● Requirements: List, from the lines below, each one with "value" in it.

********************

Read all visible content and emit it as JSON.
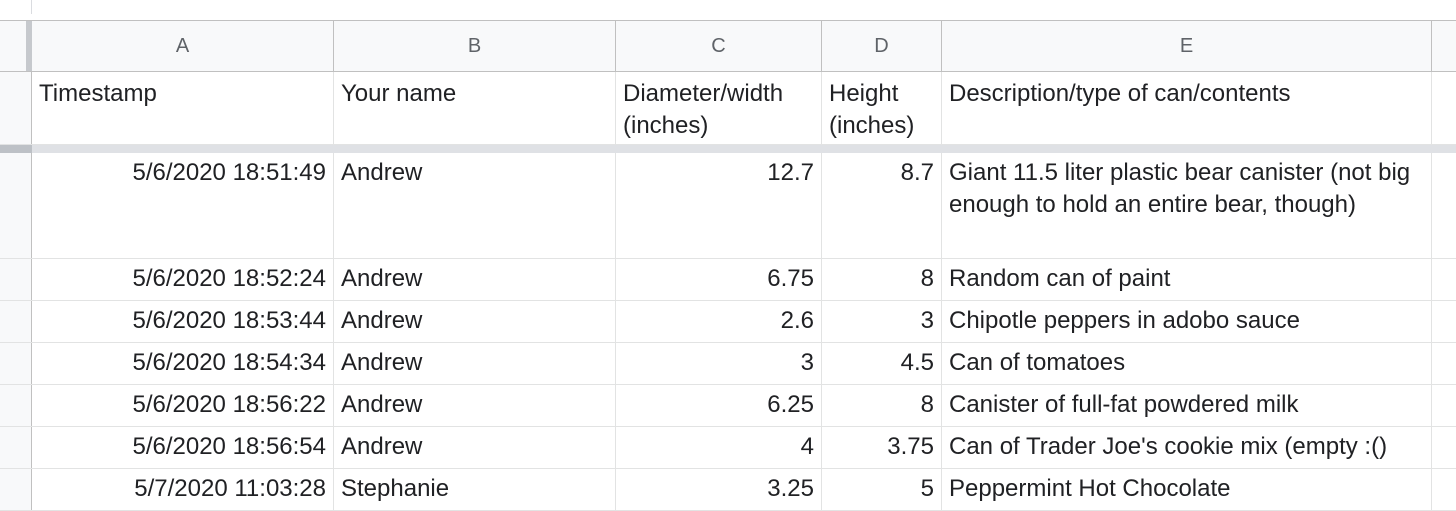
{
  "columns": [
    "A",
    "B",
    "C",
    "D",
    "E"
  ],
  "header_row": {
    "timestamp": "Timestamp",
    "name": "Your name",
    "diameter": "Diameter/width (inches)",
    "height": "Height (inches)",
    "description": "Description/type of can/contents"
  },
  "rows": [
    {
      "timestamp": "5/6/2020 18:51:49",
      "name": "Andrew",
      "diameter": "12.7",
      "height": "8.7",
      "description": "Giant 11.5 liter plastic bear canister (not big enough to hold an entire bear, though)"
    },
    {
      "timestamp": "5/6/2020 18:52:24",
      "name": "Andrew",
      "diameter": "6.75",
      "height": "8",
      "description": "Random can of paint"
    },
    {
      "timestamp": "5/6/2020 18:53:44",
      "name": "Andrew",
      "diameter": "2.6",
      "height": "3",
      "description": "Chipotle peppers in adobo sauce"
    },
    {
      "timestamp": "5/6/2020 18:54:34",
      "name": "Andrew",
      "diameter": "3",
      "height": "4.5",
      "description": "Can of tomatoes"
    },
    {
      "timestamp": "5/6/2020 18:56:22",
      "name": "Andrew",
      "diameter": "6.25",
      "height": "8",
      "description": "Canister of full-fat powdered milk"
    },
    {
      "timestamp": "5/6/2020 18:56:54",
      "name": "Andrew",
      "diameter": "4",
      "height": "3.75",
      "description": "Can of Trader Joe's cookie mix (empty :()"
    },
    {
      "timestamp": "5/7/2020 11:03:28",
      "name": "Stephanie",
      "diameter": "3.25",
      "height": "5",
      "description": "Peppermint Hot Chocolate"
    }
  ]
}
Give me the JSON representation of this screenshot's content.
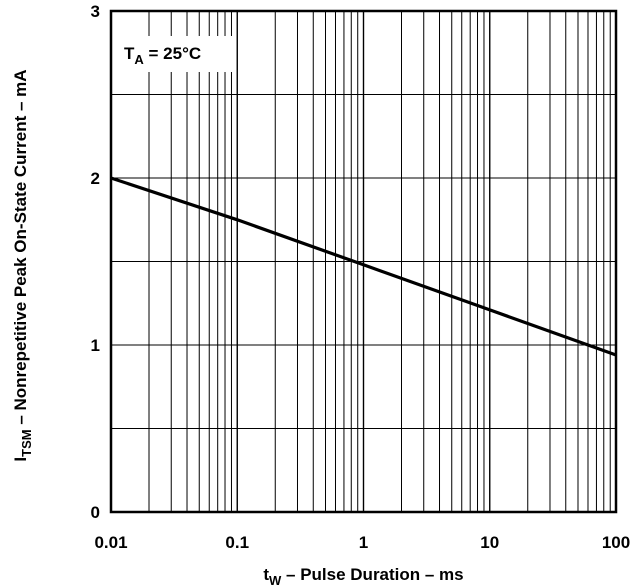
{
  "chart_data": {
    "type": "line",
    "x_scale": "log",
    "xlim": [
      0.01,
      100
    ],
    "ylim": [
      0,
      3
    ],
    "x_ticks": [
      {
        "value": 0.01,
        "label": "0.01"
      },
      {
        "value": 0.1,
        "label": "0.1"
      },
      {
        "value": 1,
        "label": "1"
      },
      {
        "value": 10,
        "label": "10"
      },
      {
        "value": 100,
        "label": "100"
      }
    ],
    "y_ticks": [
      {
        "value": 0,
        "label": "0"
      },
      {
        "value": 1,
        "label": "1"
      },
      {
        "value": 2,
        "label": "2"
      },
      {
        "value": 3,
        "label": "3"
      }
    ],
    "y_minor_gridlines": [
      0.5,
      1.5,
      2.5
    ],
    "grid": true,
    "xlabel": {
      "main": "t",
      "sub": "W",
      "rest": " – Pulse Duration – ms"
    },
    "ylabel": {
      "main": "I",
      "sub": "TSM",
      "rest": " – Nonrepetitive Peak On-State Current – mA"
    },
    "annotation": {
      "main": "T",
      "sub": "A",
      "rest": " = 25°C"
    },
    "series": [
      {
        "x": [
          0.01,
          0.1,
          1,
          10,
          100
        ],
        "y": [
          2.0,
          1.75,
          1.48,
          1.21,
          0.94
        ]
      }
    ]
  }
}
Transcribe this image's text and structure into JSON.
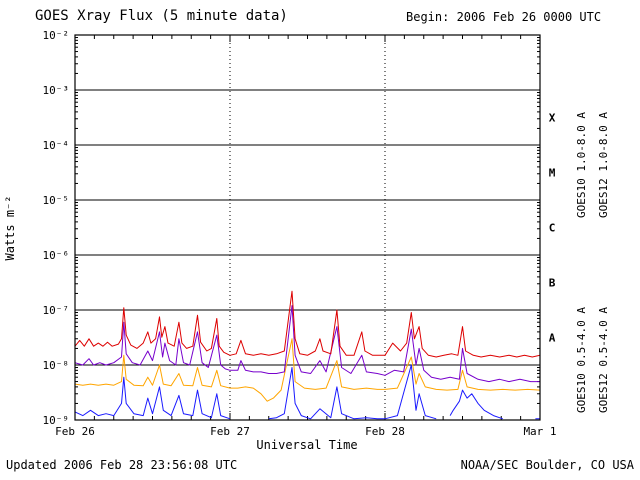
{
  "header": {
    "title": "GOES Xray Flux (5 minute data)",
    "begin_label": "Begin:  2006 Feb 26 0000 UTC"
  },
  "footer": {
    "updated": "Updated 2006 Feb 28 23:56:08 UTC",
    "credit": "NOAA/SEC Boulder, CO USA"
  },
  "chart_data": {
    "type": "line",
    "title": "GOES Xray Flux (5 minute data)",
    "xlabel": "Universal Time",
    "ylabel": "Watts m⁻²",
    "y_scale": "log10",
    "y_log_range": [
      -9,
      -2
    ],
    "x_range_days": [
      0,
      3
    ],
    "x_ticks": [
      {
        "label": "Feb 26",
        "t": 0
      },
      {
        "label": "Feb 27",
        "t": 1
      },
      {
        "label": "Feb 28",
        "t": 2
      },
      {
        "label": "Mar 1",
        "t": 3
      }
    ],
    "y_ticks": [
      {
        "label": "10⁻²",
        "exp": -2
      },
      {
        "label": "10⁻³",
        "exp": -3
      },
      {
        "label": "10⁻⁴",
        "exp": -4
      },
      {
        "label": "10⁻⁵",
        "exp": -5
      },
      {
        "label": "10⁻⁶",
        "exp": -6
      },
      {
        "label": "10⁻⁷",
        "exp": -7
      },
      {
        "label": "10⁻⁸",
        "exp": -8
      },
      {
        "label": "10⁻⁹",
        "exp": -9
      }
    ],
    "flare_classes": [
      {
        "label": "X",
        "log_center": -3.5
      },
      {
        "label": "M",
        "log_center": -4.5
      },
      {
        "label": "C",
        "log_center": -5.5
      },
      {
        "label": "B",
        "log_center": -6.5
      },
      {
        "label": "A",
        "log_center": -7.5
      }
    ],
    "grid": {
      "h_lines_exp": [
        -3,
        -4,
        -5,
        -6,
        -7,
        -8
      ],
      "v_dotted_days": [
        1,
        2
      ],
      "x_minor_step_days": 0.125
    },
    "legend": [
      {
        "text": "GOES10 1.0-8.0 A",
        "color": "#7700cc",
        "col": 0,
        "row": 0
      },
      {
        "text": "GOES12 1.0-8.0 A",
        "color": "#dd0000",
        "col": 1,
        "row": 0
      },
      {
        "text": "GOES10 0.5-4.0 A",
        "color": "#ffa500",
        "col": 0,
        "row": 1
      },
      {
        "text": "GOES12 0.5-4.0 A",
        "color": "#1a1aff",
        "col": 1,
        "row": 1
      }
    ],
    "series": [
      {
        "id": "goes12-short",
        "name": "GOES12 0.5-4.0 A",
        "color": "#1a1aff",
        "points": [
          [
            0.0,
            1.4e-09
          ],
          [
            0.05,
            1.2e-09
          ],
          [
            0.1,
            1.5e-09
          ],
          [
            0.15,
            1.2e-09
          ],
          [
            0.2,
            1.3e-09
          ],
          [
            0.25,
            1.2e-09
          ],
          [
            0.3,
            2e-09
          ],
          [
            0.315,
            6e-09
          ],
          [
            0.33,
            2e-09
          ],
          [
            0.38,
            1.3e-09
          ],
          [
            0.44,
            1.2e-09
          ],
          [
            0.47,
            2.5e-09
          ],
          [
            0.5,
            1.3e-09
          ],
          [
            0.545,
            4e-09
          ],
          [
            0.57,
            1.5e-09
          ],
          [
            0.62,
            1.2e-09
          ],
          [
            0.67,
            2.8e-09
          ],
          [
            0.7,
            1.3e-09
          ],
          [
            0.76,
            1.2e-09
          ],
          [
            0.79,
            3.5e-09
          ],
          [
            0.82,
            1.3e-09
          ],
          [
            0.88,
            1.1e-09
          ],
          [
            0.915,
            3e-09
          ],
          [
            0.94,
            1.2e-09
          ],
          [
            1.0,
            1.05e-09
          ],
          [
            1.05,
            null
          ],
          [
            1.22,
            null
          ],
          [
            1.25,
            1.05e-09
          ],
          [
            1.3,
            1.1e-09
          ],
          [
            1.35,
            1.3e-09
          ],
          [
            1.4,
            9e-09
          ],
          [
            1.42,
            2e-09
          ],
          [
            1.46,
            1.2e-09
          ],
          [
            1.52,
            1.05e-09
          ],
          [
            1.58,
            1.6e-09
          ],
          [
            1.65,
            1.1e-09
          ],
          [
            1.69,
            4e-09
          ],
          [
            1.72,
            1.3e-09
          ],
          [
            1.8,
            1.05e-09
          ],
          [
            1.88,
            1.1e-09
          ],
          [
            1.95,
            1.05e-09
          ],
          [
            2.0,
            1.05e-09
          ],
          [
            2.08,
            1.2e-09
          ],
          [
            2.17,
            1e-08
          ],
          [
            2.2,
            1.5e-09
          ],
          [
            2.22,
            3e-09
          ],
          [
            2.26,
            1.2e-09
          ],
          [
            2.33,
            1.05e-09
          ],
          [
            2.38,
            null
          ],
          [
            2.42,
            1.2e-09
          ],
          [
            2.44,
            1.5e-09
          ],
          [
            2.48,
            2.2e-09
          ],
          [
            2.5,
            3.5e-09
          ],
          [
            2.53,
            2.5e-09
          ],
          [
            2.56,
            3e-09
          ],
          [
            2.6,
            2e-09
          ],
          [
            2.64,
            1.5e-09
          ],
          [
            2.7,
            1.2e-09
          ],
          [
            2.76,
            1.05e-09
          ],
          [
            2.82,
            null
          ],
          [
            2.95,
            null
          ],
          [
            2.97,
            1.05e-09
          ],
          [
            3.0,
            1.05e-09
          ]
        ]
      },
      {
        "id": "goes10-short",
        "name": "GOES10 0.5-4.0 A",
        "color": "#ffa500",
        "points": [
          [
            0.0,
            4.5e-09
          ],
          [
            0.05,
            4.3e-09
          ],
          [
            0.1,
            4.5e-09
          ],
          [
            0.15,
            4.3e-09
          ],
          [
            0.2,
            4.5e-09
          ],
          [
            0.25,
            4.3e-09
          ],
          [
            0.3,
            5e-09
          ],
          [
            0.315,
            1.5e-08
          ],
          [
            0.33,
            5.5e-09
          ],
          [
            0.38,
            4.3e-09
          ],
          [
            0.44,
            4.2e-09
          ],
          [
            0.47,
            6e-09
          ],
          [
            0.5,
            4.3e-09
          ],
          [
            0.545,
            1e-08
          ],
          [
            0.57,
            4.5e-09
          ],
          [
            0.62,
            4.2e-09
          ],
          [
            0.67,
            7e-09
          ],
          [
            0.7,
            4.3e-09
          ],
          [
            0.76,
            4.2e-09
          ],
          [
            0.79,
            9e-09
          ],
          [
            0.82,
            4.3e-09
          ],
          [
            0.88,
            4e-09
          ],
          [
            0.915,
            8e-09
          ],
          [
            0.94,
            4.2e-09
          ],
          [
            1.0,
            3.8e-09
          ],
          [
            1.05,
            3.8e-09
          ],
          [
            1.1,
            4e-09
          ],
          [
            1.15,
            3.8e-09
          ],
          [
            1.2,
            3e-09
          ],
          [
            1.24,
            2.2e-09
          ],
          [
            1.28,
            2.5e-09
          ],
          [
            1.33,
            3.5e-09
          ],
          [
            1.4,
            3e-08
          ],
          [
            1.42,
            5e-09
          ],
          [
            1.48,
            3.8e-09
          ],
          [
            1.55,
            3.6e-09
          ],
          [
            1.62,
            3.8e-09
          ],
          [
            1.69,
            1.2e-08
          ],
          [
            1.72,
            4e-09
          ],
          [
            1.8,
            3.6e-09
          ],
          [
            1.88,
            3.8e-09
          ],
          [
            1.95,
            3.6e-09
          ],
          [
            2.0,
            3.6e-09
          ],
          [
            2.08,
            3.8e-09
          ],
          [
            2.17,
            1.4e-08
          ],
          [
            2.2,
            4.5e-09
          ],
          [
            2.22,
            7e-09
          ],
          [
            2.26,
            4e-09
          ],
          [
            2.33,
            3.6e-09
          ],
          [
            2.4,
            3.5e-09
          ],
          [
            2.47,
            3.6e-09
          ],
          [
            2.5,
            8e-09
          ],
          [
            2.53,
            4e-09
          ],
          [
            2.6,
            3.6e-09
          ],
          [
            2.68,
            3.5e-09
          ],
          [
            2.76,
            3.6e-09
          ],
          [
            2.84,
            3.5e-09
          ],
          [
            2.92,
            3.6e-09
          ],
          [
            3.0,
            3.5e-09
          ]
        ]
      },
      {
        "id": "goes10-long",
        "name": "GOES10 1.0-8.0 A",
        "color": "#7700cc",
        "points": [
          [
            0.0,
            1.1e-08
          ],
          [
            0.05,
            1e-08
          ],
          [
            0.09,
            1.3e-08
          ],
          [
            0.12,
            1e-08
          ],
          [
            0.16,
            1.1e-08
          ],
          [
            0.2,
            1e-08
          ],
          [
            0.25,
            1.1e-08
          ],
          [
            0.3,
            1.4e-08
          ],
          [
            0.315,
            6e-08
          ],
          [
            0.33,
            1.6e-08
          ],
          [
            0.37,
            1.1e-08
          ],
          [
            0.42,
            1e-08
          ],
          [
            0.47,
            1.8e-08
          ],
          [
            0.5,
            1.2e-08
          ],
          [
            0.545,
            4e-08
          ],
          [
            0.565,
            1.4e-08
          ],
          [
            0.58,
            2.5e-08
          ],
          [
            0.61,
            1.2e-08
          ],
          [
            0.65,
            1e-08
          ],
          [
            0.67,
            3e-08
          ],
          [
            0.7,
            1.1e-08
          ],
          [
            0.74,
            1e-08
          ],
          [
            0.79,
            4e-08
          ],
          [
            0.82,
            1.1e-08
          ],
          [
            0.86,
            9e-09
          ],
          [
            0.915,
            3.5e-08
          ],
          [
            0.94,
            1e-08
          ],
          [
            0.97,
            8.5e-09
          ],
          [
            1.0,
            8e-09
          ],
          [
            1.05,
            8e-09
          ],
          [
            1.07,
            1.2e-08
          ],
          [
            1.1,
            8e-09
          ],
          [
            1.15,
            7.5e-09
          ],
          [
            1.2,
            7.5e-09
          ],
          [
            1.25,
            7e-09
          ],
          [
            1.3,
            7e-09
          ],
          [
            1.35,
            7.5e-09
          ],
          [
            1.4,
            1.2e-07
          ],
          [
            1.42,
            1.5e-08
          ],
          [
            1.46,
            7.5e-09
          ],
          [
            1.52,
            7e-09
          ],
          [
            1.58,
            1.2e-08
          ],
          [
            1.62,
            7.5e-09
          ],
          [
            1.69,
            5e-08
          ],
          [
            1.72,
            9e-09
          ],
          [
            1.78,
            7e-09
          ],
          [
            1.85,
            1.5e-08
          ],
          [
            1.88,
            7.5e-09
          ],
          [
            1.95,
            7e-09
          ],
          [
            2.0,
            6.5e-09
          ],
          [
            2.06,
            8e-09
          ],
          [
            2.12,
            7.5e-09
          ],
          [
            2.17,
            4.5e-08
          ],
          [
            2.2,
            1e-08
          ],
          [
            2.22,
            2e-08
          ],
          [
            2.25,
            8e-09
          ],
          [
            2.3,
            6e-09
          ],
          [
            2.36,
            5.5e-09
          ],
          [
            2.42,
            6e-09
          ],
          [
            2.48,
            5.5e-09
          ],
          [
            2.5,
            2e-08
          ],
          [
            2.53,
            7e-09
          ],
          [
            2.6,
            5.5e-09
          ],
          [
            2.67,
            5e-09
          ],
          [
            2.74,
            5.5e-09
          ],
          [
            2.8,
            5e-09
          ],
          [
            2.87,
            5.5e-09
          ],
          [
            2.94,
            5e-09
          ],
          [
            3.0,
            5e-09
          ]
        ]
      },
      {
        "id": "goes12-long",
        "name": "GOES12 1.0-8.0 A",
        "color": "#dd0000",
        "points": [
          [
            0.0,
            2.2e-08
          ],
          [
            0.03,
            2.8e-08
          ],
          [
            0.06,
            2.2e-08
          ],
          [
            0.09,
            3e-08
          ],
          [
            0.12,
            2.2e-08
          ],
          [
            0.15,
            2.5e-08
          ],
          [
            0.18,
            2.2e-08
          ],
          [
            0.21,
            2.6e-08
          ],
          [
            0.24,
            2.2e-08
          ],
          [
            0.28,
            2.4e-08
          ],
          [
            0.3,
            3e-08
          ],
          [
            0.315,
            1.1e-07
          ],
          [
            0.33,
            3.5e-08
          ],
          [
            0.36,
            2.3e-08
          ],
          [
            0.4,
            2e-08
          ],
          [
            0.44,
            2.5e-08
          ],
          [
            0.47,
            4e-08
          ],
          [
            0.49,
            2.5e-08
          ],
          [
            0.52,
            3e-08
          ],
          [
            0.545,
            7.5e-08
          ],
          [
            0.56,
            3.2e-08
          ],
          [
            0.58,
            5e-08
          ],
          [
            0.6,
            2.5e-08
          ],
          [
            0.64,
            2.2e-08
          ],
          [
            0.67,
            6e-08
          ],
          [
            0.69,
            2.5e-08
          ],
          [
            0.72,
            2e-08
          ],
          [
            0.76,
            2.2e-08
          ],
          [
            0.79,
            8e-08
          ],
          [
            0.81,
            2.6e-08
          ],
          [
            0.85,
            1.8e-08
          ],
          [
            0.88,
            2e-08
          ],
          [
            0.915,
            7e-08
          ],
          [
            0.93,
            2.2e-08
          ],
          [
            0.96,
            1.7e-08
          ],
          [
            1.0,
            1.5e-08
          ],
          [
            1.04,
            1.6e-08
          ],
          [
            1.07,
            2.8e-08
          ],
          [
            1.1,
            1.6e-08
          ],
          [
            1.15,
            1.5e-08
          ],
          [
            1.2,
            1.6e-08
          ],
          [
            1.25,
            1.5e-08
          ],
          [
            1.3,
            1.6e-08
          ],
          [
            1.35,
            1.8e-08
          ],
          [
            1.4,
            2.2e-07
          ],
          [
            1.42,
            3e-08
          ],
          [
            1.45,
            1.6e-08
          ],
          [
            1.5,
            1.5e-08
          ],
          [
            1.55,
            1.8e-08
          ],
          [
            1.58,
            3e-08
          ],
          [
            1.6,
            1.8e-08
          ],
          [
            1.65,
            1.6e-08
          ],
          [
            1.69,
            1e-07
          ],
          [
            1.71,
            2.2e-08
          ],
          [
            1.75,
            1.5e-08
          ],
          [
            1.8,
            1.5e-08
          ],
          [
            1.85,
            4e-08
          ],
          [
            1.87,
            1.8e-08
          ],
          [
            1.92,
            1.5e-08
          ],
          [
            1.97,
            1.5e-08
          ],
          [
            2.0,
            1.5e-08
          ],
          [
            2.05,
            2.5e-08
          ],
          [
            2.1,
            1.8e-08
          ],
          [
            2.14,
            2.5e-08
          ],
          [
            2.17,
            9e-08
          ],
          [
            2.19,
            3e-08
          ],
          [
            2.22,
            5e-08
          ],
          [
            2.24,
            2e-08
          ],
          [
            2.28,
            1.5e-08
          ],
          [
            2.33,
            1.4e-08
          ],
          [
            2.38,
            1.5e-08
          ],
          [
            2.43,
            1.6e-08
          ],
          [
            2.47,
            1.5e-08
          ],
          [
            2.5,
            5e-08
          ],
          [
            2.52,
            1.8e-08
          ],
          [
            2.57,
            1.5e-08
          ],
          [
            2.62,
            1.4e-08
          ],
          [
            2.68,
            1.5e-08
          ],
          [
            2.74,
            1.4e-08
          ],
          [
            2.8,
            1.5e-08
          ],
          [
            2.85,
            1.4e-08
          ],
          [
            2.9,
            1.5e-08
          ],
          [
            2.95,
            1.4e-08
          ],
          [
            3.0,
            1.5e-08
          ]
        ]
      }
    ]
  }
}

********************

● Output for this task:
        "value": 0.01,
        "value": 0.1,
        "value": 1,
        "value": 10,
        "value": 100,
        "value": 0,
        "value": 1,
        "value": 2,
        "value": 3,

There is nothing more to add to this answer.